»»
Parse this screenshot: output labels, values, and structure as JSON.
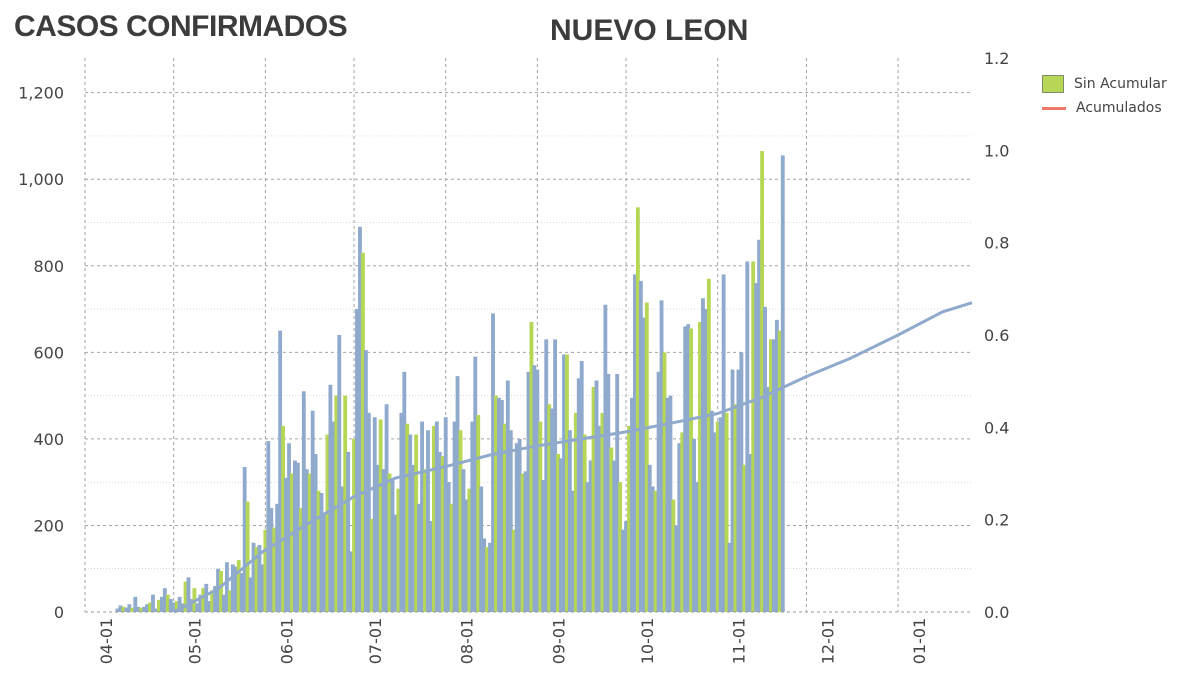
{
  "header": {
    "left_title": "CASOS CONFIRMADOS",
    "title": "NUEVO LEON"
  },
  "legend": {
    "items": [
      {
        "label": "Sin Acumular",
        "color": "#b6d655",
        "shape": "box"
      },
      {
        "label": "Acumulados",
        "color": "#f07868",
        "shape": "line"
      }
    ]
  },
  "colors": {
    "bar_green": "#b6d655",
    "bar_blue": "#8faacc",
    "line_blue": "#8faacc",
    "grid": "#9a9a9a",
    "text": "#444444"
  },
  "chart_data": {
    "type": "bar",
    "title": "NUEVO LEON",
    "xlabel": "",
    "ylabel": "",
    "x_tick_labels": [
      "04-01",
      "05-01",
      "06-01",
      "07-01",
      "08-01",
      "09-01",
      "10-01",
      "11-01",
      "12-01",
      "01-01"
    ],
    "x_tick_days": [
      0,
      30,
      61,
      91,
      122,
      153,
      183,
      214,
      244,
      275
    ],
    "xlim_days": [
      0,
      300
    ],
    "ylim_left": [
      0,
      1280
    ],
    "yticks_left": [
      0,
      200,
      400,
      600,
      800,
      1000,
      1200
    ],
    "ylim_right": [
      0,
      1.2
    ],
    "yticks_right": [
      0.0,
      0.2,
      0.4,
      0.6,
      0.8,
      1.0,
      1.2
    ],
    "grid": true,
    "legend_position": "top-right",
    "series": [
      {
        "name": "Sin Acumular",
        "type": "bar",
        "axis": "left",
        "values": [
          0,
          0,
          0,
          0,
          0,
          0,
          0,
          0,
          0,
          0,
          0,
          8,
          15,
          12,
          10,
          18,
          10,
          35,
          12,
          10,
          12,
          18,
          22,
          40,
          8,
          28,
          35,
          55,
          40,
          30,
          22,
          25,
          35,
          20,
          70,
          80,
          30,
          55,
          20,
          40,
          55,
          65,
          25,
          50,
          60,
          100,
          95,
          40,
          115,
          50,
          110,
          105,
          120,
          90,
          335,
          255,
          80,
          160,
          150,
          155,
          110,
          190,
          395,
          240,
          195,
          250,
          650,
          430,
          310,
          390,
          320,
          350,
          345,
          240,
          510,
          330,
          320,
          465,
          365,
          280,
          275,
          230,
          410,
          525,
          440,
          500,
          640,
          290,
          500,
          370,
          140,
          400,
          700,
          890,
          830,
          605,
          460,
          215,
          450,
          340,
          445,
          330,
          480,
          320,
          305,
          225,
          285,
          460,
          555,
          435,
          410,
          340,
          410,
          250,
          440,
          330,
          420,
          210,
          430,
          440,
          370,
          360,
          450,
          300,
          250,
          440,
          545,
          420,
          330,
          260,
          285,
          440,
          590,
          455,
          290,
          170,
          150,
          160,
          690,
          500,
          495,
          490,
          435,
          535,
          420,
          190,
          390,
          400,
          320,
          325,
          555,
          670,
          570,
          560,
          440,
          305,
          630,
          480,
          470,
          630,
          365,
          355,
          595,
          595,
          420,
          280,
          460,
          540,
          580,
          410,
          300,
          350,
          520,
          535,
          430,
          460,
          710,
          550,
          380,
          350,
          550,
          300,
          190,
          210,
          430,
          495,
          780,
          935,
          765,
          680,
          715,
          340,
          290,
          280,
          555,
          720,
          600,
          495,
          500,
          260,
          200,
          390,
          415,
          660,
          665,
          655,
          400,
          300,
          670,
          725,
          700,
          770,
          465,
          415,
          440,
          450,
          780,
          460,
          160,
          560,
          480,
          560,
          600,
          340,
          810,
          365,
          810,
          760,
          860,
          1065,
          705,
          520,
          630,
          630,
          675,
          650,
          1055
        ]
      },
      {
        "name": "Acumulados",
        "type": "line",
        "axis": "right",
        "points": [
          [
            30,
            0.0
          ],
          [
            45,
            0.05
          ],
          [
            60,
            0.13
          ],
          [
            75,
            0.19
          ],
          [
            91,
            0.25
          ],
          [
            105,
            0.29
          ],
          [
            122,
            0.315
          ],
          [
            137,
            0.34
          ],
          [
            153,
            0.36
          ],
          [
            168,
            0.375
          ],
          [
            183,
            0.39
          ],
          [
            199,
            0.41
          ],
          [
            214,
            0.43
          ],
          [
            229,
            0.465
          ],
          [
            244,
            0.51
          ],
          [
            259,
            0.55
          ],
          [
            275,
            0.6
          ],
          [
            290,
            0.65
          ],
          [
            300,
            0.67
          ]
        ]
      }
    ]
  }
}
««
§ Requirements
The listing above needs to be output again exactly. Don't include the pictures.

§ The result
Parse this screenshot: output labels, values, and structure as JSON.
{
  "header": {
    "left_title": "CASOS CONFIRMADOS",
    "title": "NUEVO LEON"
  },
  "legend": {
    "items": [
      {
        "label": "Sin Acumular",
        "color": "#b6d655",
        "shape": "box"
      },
      {
        "label": "Acumulados",
        "color": "#f07868",
        "shape": "line"
      }
    ]
  },
  "colors": {
    "bar_green": "#b6d655",
    "bar_blue": "#8faacc",
    "line_blue": "#8faacc",
    "grid": "#9a9a9a",
    "text": "#444444"
  },
  "chart_data": {
    "type": "bar",
    "title": "NUEVO LEON",
    "xlabel": "",
    "ylabel": "",
    "x_tick_labels": [
      "04-01",
      "05-01",
      "06-01",
      "07-01",
      "08-01",
      "09-01",
      "10-01",
      "11-01",
      "12-01",
      "01-01"
    ],
    "x_tick_days": [
      0,
      30,
      61,
      91,
      122,
      153,
      183,
      214,
      244,
      275
    ],
    "xlim_days": [
      0,
      300
    ],
    "ylim_left": [
      0,
      1280
    ],
    "yticks_left": [
      0,
      200,
      400,
      600,
      800,
      1000,
      1200
    ],
    "ylim_right": [
      0,
      1.2
    ],
    "yticks_right": [
      0.0,
      0.2,
      0.4,
      0.6,
      0.8,
      1.0,
      1.2
    ],
    "grid": true,
    "legend_position": "top-right",
    "series": [
      {
        "name": "Sin Acumular",
        "type": "bar",
        "axis": "left",
        "values": [
          0,
          0,
          0,
          0,
          0,
          0,
          0,
          0,
          0,
          0,
          0,
          8,
          15,
          12,
          10,
          18,
          10,
          35,
          12,
          10,
          12,
          18,
          22,
          40,
          8,
          28,
          35,
          55,
          40,
          30,
          22,
          25,
          35,
          20,
          70,
          80,
          30,
          55,
          20,
          40,
          55,
          65,
          25,
          50,
          60,
          100,
          95,
          40,
          115,
          50,
          110,
          105,
          120,
          90,
          335,
          255,
          80,
          160,
          150,
          155,
          110,
          190,
          395,
          240,
          195,
          250,
          650,
          430,
          310,
          390,
          320,
          350,
          345,
          240,
          510,
          330,
          320,
          465,
          365,
          280,
          275,
          230,
          410,
          525,
          440,
          500,
          640,
          290,
          500,
          370,
          140,
          400,
          700,
          890,
          830,
          605,
          460,
          215,
          450,
          340,
          445,
          330,
          480,
          320,
          305,
          225,
          285,
          460,
          555,
          435,
          410,
          340,
          410,
          250,
          440,
          330,
          420,
          210,
          430,
          440,
          370,
          360,
          450,
          300,
          250,
          440,
          545,
          420,
          330,
          260,
          285,
          440,
          590,
          455,
          290,
          170,
          150,
          160,
          690,
          500,
          495,
          490,
          435,
          535,
          420,
          190,
          390,
          400,
          320,
          325,
          555,
          670,
          570,
          560,
          440,
          305,
          630,
          480,
          470,
          630,
          365,
          355,
          595,
          595,
          420,
          280,
          460,
          540,
          580,
          410,
          300,
          350,
          520,
          535,
          430,
          460,
          710,
          550,
          380,
          350,
          550,
          300,
          190,
          210,
          430,
          495,
          780,
          935,
          765,
          680,
          715,
          340,
          290,
          280,
          555,
          720,
          600,
          495,
          500,
          260,
          200,
          390,
          415,
          660,
          665,
          655,
          400,
          300,
          670,
          725,
          700,
          770,
          465,
          415,
          440,
          450,
          780,
          460,
          160,
          560,
          480,
          560,
          600,
          340,
          810,
          365,
          810,
          760,
          860,
          1065,
          705,
          520,
          630,
          630,
          675,
          650,
          1055
        ]
      },
      {
        "name": "Acumulados",
        "type": "line",
        "axis": "right",
        "points": [
          [
            30,
            0.0
          ],
          [
            45,
            0.05
          ],
          [
            60,
            0.13
          ],
          [
            75,
            0.19
          ],
          [
            91,
            0.25
          ],
          [
            105,
            0.29
          ],
          [
            122,
            0.315
          ],
          [
            137,
            0.34
          ],
          [
            153,
            0.36
          ],
          [
            168,
            0.375
          ],
          [
            183,
            0.39
          ],
          [
            199,
            0.41
          ],
          [
            214,
            0.43
          ],
          [
            229,
            0.465
          ],
          [
            244,
            0.51
          ],
          [
            259,
            0.55
          ],
          [
            275,
            0.6
          ],
          [
            290,
            0.65
          ],
          [
            300,
            0.67
          ]
        ]
      }
    ]
  }
}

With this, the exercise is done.